> [Data shown]:
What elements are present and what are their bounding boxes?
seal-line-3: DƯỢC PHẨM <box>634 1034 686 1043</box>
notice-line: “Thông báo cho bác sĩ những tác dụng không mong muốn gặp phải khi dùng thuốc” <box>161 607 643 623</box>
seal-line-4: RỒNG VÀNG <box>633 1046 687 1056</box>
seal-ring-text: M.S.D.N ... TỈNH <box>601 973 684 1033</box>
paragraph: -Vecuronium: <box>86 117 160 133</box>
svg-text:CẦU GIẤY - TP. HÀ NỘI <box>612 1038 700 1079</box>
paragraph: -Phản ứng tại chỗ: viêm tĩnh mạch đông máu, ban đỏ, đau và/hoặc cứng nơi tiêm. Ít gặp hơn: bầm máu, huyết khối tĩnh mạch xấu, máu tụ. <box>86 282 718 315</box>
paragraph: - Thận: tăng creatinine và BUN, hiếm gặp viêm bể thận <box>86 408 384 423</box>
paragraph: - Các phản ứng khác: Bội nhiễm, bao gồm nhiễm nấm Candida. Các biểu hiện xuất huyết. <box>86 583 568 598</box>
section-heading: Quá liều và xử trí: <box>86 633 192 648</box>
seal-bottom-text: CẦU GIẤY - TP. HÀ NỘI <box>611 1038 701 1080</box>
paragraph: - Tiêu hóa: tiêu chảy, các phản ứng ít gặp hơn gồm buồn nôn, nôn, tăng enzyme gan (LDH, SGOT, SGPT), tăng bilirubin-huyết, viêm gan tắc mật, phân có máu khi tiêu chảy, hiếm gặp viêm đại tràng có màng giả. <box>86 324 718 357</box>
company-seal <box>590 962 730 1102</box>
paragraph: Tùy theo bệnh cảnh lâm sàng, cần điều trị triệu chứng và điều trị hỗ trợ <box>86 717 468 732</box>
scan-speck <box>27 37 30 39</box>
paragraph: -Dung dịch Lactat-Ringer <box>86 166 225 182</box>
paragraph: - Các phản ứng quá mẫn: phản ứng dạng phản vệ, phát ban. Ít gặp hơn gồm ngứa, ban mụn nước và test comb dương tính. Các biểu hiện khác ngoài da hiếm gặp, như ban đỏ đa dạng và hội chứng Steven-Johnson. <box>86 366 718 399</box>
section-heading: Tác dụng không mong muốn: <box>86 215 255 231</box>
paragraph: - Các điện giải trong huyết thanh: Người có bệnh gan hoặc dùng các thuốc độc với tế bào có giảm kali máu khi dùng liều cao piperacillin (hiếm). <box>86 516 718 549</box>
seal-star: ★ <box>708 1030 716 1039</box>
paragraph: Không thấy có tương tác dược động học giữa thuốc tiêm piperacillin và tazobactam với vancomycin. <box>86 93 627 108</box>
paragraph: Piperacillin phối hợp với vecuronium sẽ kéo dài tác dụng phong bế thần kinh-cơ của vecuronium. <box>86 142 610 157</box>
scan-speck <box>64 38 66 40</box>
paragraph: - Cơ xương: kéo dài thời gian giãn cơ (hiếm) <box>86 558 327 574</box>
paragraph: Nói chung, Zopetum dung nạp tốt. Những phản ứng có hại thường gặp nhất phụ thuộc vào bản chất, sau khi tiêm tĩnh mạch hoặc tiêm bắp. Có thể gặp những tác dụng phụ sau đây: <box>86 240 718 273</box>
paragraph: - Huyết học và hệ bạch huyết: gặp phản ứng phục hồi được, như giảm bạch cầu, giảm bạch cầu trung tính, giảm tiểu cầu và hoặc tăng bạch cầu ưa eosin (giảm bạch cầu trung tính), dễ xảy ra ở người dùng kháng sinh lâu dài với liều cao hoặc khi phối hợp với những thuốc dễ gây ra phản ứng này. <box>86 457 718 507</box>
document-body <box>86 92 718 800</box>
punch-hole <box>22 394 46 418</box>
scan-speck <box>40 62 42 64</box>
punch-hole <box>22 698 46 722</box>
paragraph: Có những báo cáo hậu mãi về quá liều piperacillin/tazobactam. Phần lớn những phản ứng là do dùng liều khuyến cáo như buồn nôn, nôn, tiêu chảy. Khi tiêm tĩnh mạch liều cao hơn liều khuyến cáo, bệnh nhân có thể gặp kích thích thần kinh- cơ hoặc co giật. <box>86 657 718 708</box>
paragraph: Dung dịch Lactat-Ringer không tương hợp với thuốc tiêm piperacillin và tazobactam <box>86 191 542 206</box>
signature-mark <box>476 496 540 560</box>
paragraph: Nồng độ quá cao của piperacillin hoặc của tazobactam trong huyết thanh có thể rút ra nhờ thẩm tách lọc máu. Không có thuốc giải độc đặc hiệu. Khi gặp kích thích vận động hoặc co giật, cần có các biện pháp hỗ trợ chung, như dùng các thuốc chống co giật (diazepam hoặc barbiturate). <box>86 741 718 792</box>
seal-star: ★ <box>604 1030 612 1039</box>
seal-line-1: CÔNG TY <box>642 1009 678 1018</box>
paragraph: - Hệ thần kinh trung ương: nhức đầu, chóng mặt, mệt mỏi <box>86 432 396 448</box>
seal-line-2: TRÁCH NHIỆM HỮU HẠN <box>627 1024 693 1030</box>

> [Problem requirements]:
Where the string "dùng" shows up in the listing above, copy the line that holds it.

> [Result below]:
notice-line: “Thông báo cho bác sĩ những tác dụng không mong muốn gặp phải khi dùng thuốc” <box>161 607 643 623</box>
paragraph: - Các điện giải trong huyết thanh: Người có bệnh gan hoặc dùng các thuốc độc với tế bào có giảm kali máu khi dùng liều cao piperacillin (hiếm). <box>86 516 718 549</box>
paragraph: - Huyết học và hệ bạch huyết: gặp phản ứng phục hồi được, như giảm bạch cầu, giảm bạch cầu trung tính, giảm tiểu cầu và hoặc tăng bạch cầu ưa eosin (giảm bạch cầu trung tính), dễ xảy ra ở người dùng kháng sinh lâu dài với liều cao hoặc khi phối hợp với những thuốc dễ gây ra phản ứng này. <box>86 457 718 507</box>
paragraph: Có những báo cáo hậu mãi về quá liều piperacillin/tazobactam. Phần lớn những phản ứng là do dùng liều khuyến cáo như buồn nôn, nôn, tiêu chảy. Khi tiêm tĩnh mạch liều cao hơn liều khuyến cáo, bệnh nhân có thể gặp kích thích thần kinh- cơ hoặc co giật. <box>86 657 718 708</box>
paragraph: Nồng độ quá cao của piperacillin hoặc của tazobactam trong huyết thanh có thể rút ra nhờ thẩm tách lọc máu. Không có thuốc giải độc đặc hiệu. Khi gặp kích thích vận động hoặc co giật, cần có các biện pháp hỗ trợ chung, như dùng các thuốc chống co giật (diazepam hoặc barbiturate). <box>86 741 718 792</box>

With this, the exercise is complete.